■ WORK REQUIRED ■
Wherever the word "directions" appears in the entries, copy the whole line.

☆ ☆ ☆ ☆ ☆

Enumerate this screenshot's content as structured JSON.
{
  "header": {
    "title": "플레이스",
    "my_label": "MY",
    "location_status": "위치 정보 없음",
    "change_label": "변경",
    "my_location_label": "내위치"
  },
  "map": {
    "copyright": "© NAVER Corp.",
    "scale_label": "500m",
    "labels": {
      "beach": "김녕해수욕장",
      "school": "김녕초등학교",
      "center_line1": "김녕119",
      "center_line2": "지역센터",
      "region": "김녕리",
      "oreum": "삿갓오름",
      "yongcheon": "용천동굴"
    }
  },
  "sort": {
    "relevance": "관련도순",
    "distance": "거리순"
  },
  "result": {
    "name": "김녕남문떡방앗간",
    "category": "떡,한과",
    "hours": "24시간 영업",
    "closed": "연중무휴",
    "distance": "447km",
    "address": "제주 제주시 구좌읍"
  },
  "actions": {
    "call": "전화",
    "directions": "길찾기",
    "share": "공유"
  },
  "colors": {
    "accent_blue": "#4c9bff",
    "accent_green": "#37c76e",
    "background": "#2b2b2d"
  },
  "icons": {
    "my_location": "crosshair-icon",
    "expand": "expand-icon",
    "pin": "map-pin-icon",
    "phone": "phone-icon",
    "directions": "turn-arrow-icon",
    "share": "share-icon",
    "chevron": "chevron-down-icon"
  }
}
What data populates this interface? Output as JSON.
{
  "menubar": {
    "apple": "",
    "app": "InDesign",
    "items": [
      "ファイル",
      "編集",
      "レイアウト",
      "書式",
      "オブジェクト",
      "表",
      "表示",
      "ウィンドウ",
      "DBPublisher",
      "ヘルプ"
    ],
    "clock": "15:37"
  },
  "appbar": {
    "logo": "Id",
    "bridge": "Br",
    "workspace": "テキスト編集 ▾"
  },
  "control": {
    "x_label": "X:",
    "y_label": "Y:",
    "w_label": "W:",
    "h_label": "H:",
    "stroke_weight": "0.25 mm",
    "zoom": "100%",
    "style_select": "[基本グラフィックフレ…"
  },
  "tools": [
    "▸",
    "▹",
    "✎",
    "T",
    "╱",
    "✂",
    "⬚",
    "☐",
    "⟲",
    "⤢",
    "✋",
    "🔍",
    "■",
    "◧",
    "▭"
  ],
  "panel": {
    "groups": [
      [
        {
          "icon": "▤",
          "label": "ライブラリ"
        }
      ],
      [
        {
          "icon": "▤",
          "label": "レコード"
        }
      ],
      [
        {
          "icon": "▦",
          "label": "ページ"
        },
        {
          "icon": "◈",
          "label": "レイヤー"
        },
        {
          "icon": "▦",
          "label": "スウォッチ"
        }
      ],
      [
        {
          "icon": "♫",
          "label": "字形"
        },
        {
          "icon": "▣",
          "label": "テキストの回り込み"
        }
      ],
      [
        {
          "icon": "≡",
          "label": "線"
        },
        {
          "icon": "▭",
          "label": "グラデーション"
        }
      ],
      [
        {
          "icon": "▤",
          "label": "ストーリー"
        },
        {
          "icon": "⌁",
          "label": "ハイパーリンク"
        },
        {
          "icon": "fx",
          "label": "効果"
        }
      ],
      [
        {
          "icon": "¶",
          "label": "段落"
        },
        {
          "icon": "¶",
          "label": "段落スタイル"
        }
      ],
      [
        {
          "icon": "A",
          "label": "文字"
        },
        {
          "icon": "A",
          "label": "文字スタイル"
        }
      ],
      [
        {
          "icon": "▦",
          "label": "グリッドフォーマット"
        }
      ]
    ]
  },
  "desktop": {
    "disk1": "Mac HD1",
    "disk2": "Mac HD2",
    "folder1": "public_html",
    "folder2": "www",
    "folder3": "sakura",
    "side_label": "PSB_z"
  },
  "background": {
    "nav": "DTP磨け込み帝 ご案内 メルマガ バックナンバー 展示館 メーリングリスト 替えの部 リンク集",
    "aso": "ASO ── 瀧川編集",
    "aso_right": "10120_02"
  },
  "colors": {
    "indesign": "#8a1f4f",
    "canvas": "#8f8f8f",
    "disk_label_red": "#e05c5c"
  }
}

☆ ☆ ☆ ☆ ☆

■ FINISHED ANSWER ■
    "directions": "길찾기",
    "directions": "turn-arrow-icon",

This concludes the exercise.